Give only the number of lines where "člověka" occurs.

.....

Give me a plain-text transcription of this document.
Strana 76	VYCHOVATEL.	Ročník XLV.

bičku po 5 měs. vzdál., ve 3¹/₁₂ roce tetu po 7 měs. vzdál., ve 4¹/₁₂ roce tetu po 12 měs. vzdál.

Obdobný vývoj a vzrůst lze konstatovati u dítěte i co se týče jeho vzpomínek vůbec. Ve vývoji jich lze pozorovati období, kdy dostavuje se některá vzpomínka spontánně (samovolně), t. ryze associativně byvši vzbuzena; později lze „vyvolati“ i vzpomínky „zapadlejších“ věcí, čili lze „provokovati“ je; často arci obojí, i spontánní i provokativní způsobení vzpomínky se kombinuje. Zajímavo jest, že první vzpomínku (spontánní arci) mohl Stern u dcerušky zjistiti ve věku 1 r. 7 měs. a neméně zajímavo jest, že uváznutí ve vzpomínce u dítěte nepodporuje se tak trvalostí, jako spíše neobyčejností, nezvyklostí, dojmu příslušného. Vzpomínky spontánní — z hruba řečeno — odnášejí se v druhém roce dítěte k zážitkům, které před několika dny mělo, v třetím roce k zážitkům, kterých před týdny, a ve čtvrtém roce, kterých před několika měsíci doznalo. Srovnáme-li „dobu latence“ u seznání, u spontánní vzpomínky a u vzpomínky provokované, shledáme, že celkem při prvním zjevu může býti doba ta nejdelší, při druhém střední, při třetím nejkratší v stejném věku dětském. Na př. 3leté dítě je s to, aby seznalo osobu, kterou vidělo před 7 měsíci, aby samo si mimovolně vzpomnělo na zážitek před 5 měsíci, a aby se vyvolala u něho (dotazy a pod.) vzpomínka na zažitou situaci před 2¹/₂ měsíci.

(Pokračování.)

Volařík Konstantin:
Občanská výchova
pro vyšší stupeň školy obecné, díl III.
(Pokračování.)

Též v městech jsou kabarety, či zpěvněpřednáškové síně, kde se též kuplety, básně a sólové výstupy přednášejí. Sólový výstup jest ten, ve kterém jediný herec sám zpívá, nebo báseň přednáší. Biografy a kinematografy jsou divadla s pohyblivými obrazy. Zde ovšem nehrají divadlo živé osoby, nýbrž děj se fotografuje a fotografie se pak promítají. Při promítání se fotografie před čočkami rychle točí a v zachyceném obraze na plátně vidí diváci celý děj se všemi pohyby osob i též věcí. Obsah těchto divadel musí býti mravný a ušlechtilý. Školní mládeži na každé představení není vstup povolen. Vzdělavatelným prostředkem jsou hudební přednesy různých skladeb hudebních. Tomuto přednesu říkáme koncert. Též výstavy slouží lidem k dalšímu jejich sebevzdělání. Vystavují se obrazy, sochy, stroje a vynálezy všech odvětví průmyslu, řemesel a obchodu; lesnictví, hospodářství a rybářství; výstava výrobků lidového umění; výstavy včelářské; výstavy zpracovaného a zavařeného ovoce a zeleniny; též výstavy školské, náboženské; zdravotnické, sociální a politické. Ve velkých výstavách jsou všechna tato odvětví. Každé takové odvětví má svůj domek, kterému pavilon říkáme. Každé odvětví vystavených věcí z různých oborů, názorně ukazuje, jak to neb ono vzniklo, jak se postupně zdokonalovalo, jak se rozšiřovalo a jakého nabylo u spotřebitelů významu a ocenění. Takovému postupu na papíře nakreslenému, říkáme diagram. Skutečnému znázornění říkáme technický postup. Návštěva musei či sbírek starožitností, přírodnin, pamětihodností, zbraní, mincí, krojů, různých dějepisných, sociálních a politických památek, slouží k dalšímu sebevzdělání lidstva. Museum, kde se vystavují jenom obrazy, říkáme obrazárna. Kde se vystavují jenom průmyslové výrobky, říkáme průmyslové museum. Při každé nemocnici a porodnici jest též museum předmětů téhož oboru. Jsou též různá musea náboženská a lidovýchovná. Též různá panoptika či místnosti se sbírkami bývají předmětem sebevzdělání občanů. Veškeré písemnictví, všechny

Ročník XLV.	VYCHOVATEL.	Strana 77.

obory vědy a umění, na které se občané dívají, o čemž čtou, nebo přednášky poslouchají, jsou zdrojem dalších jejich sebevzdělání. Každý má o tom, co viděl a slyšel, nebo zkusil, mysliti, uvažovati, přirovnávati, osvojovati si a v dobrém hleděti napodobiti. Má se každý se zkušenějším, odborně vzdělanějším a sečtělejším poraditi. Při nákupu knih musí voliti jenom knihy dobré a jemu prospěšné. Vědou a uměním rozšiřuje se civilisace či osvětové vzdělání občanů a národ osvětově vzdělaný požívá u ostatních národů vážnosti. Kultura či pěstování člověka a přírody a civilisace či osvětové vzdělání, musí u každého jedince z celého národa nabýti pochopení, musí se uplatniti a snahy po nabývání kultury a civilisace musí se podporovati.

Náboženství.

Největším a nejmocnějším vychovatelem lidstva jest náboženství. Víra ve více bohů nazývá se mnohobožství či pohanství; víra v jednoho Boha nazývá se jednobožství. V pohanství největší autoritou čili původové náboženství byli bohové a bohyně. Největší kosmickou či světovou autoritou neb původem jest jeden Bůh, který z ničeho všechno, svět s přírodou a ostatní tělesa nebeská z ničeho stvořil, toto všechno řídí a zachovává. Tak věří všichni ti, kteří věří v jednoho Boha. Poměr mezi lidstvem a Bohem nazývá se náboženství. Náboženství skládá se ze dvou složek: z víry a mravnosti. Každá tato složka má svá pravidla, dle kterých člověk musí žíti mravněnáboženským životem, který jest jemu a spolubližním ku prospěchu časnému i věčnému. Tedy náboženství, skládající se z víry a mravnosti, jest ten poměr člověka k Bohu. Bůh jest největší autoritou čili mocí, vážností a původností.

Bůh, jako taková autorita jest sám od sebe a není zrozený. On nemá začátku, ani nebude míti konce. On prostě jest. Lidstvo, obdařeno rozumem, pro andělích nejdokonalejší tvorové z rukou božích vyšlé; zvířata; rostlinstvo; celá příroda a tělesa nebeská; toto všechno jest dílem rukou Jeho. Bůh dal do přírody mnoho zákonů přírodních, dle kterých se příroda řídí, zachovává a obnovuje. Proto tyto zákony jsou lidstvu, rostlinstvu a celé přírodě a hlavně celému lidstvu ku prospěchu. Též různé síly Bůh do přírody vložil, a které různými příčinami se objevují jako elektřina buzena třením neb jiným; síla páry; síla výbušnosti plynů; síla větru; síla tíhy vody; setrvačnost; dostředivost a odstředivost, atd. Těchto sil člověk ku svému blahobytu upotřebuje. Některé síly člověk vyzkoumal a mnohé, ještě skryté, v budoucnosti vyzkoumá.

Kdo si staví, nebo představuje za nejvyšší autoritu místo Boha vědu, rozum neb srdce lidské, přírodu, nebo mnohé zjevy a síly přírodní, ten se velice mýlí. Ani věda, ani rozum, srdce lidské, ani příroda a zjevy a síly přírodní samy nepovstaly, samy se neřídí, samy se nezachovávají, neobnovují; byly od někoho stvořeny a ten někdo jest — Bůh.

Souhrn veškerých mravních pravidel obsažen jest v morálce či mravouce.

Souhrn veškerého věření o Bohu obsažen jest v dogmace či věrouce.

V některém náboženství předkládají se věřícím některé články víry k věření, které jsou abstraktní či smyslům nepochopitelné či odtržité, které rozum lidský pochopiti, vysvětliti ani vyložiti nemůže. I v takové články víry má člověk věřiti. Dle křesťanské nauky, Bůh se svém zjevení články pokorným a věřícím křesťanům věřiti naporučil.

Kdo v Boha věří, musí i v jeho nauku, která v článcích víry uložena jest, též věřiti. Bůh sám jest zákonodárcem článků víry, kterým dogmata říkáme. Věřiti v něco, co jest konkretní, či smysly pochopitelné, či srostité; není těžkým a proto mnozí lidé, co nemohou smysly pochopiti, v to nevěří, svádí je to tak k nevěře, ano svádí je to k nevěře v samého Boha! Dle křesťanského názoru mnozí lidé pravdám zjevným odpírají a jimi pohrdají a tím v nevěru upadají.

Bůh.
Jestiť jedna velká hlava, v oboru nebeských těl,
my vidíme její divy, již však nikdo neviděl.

.....

**Task answer:** 2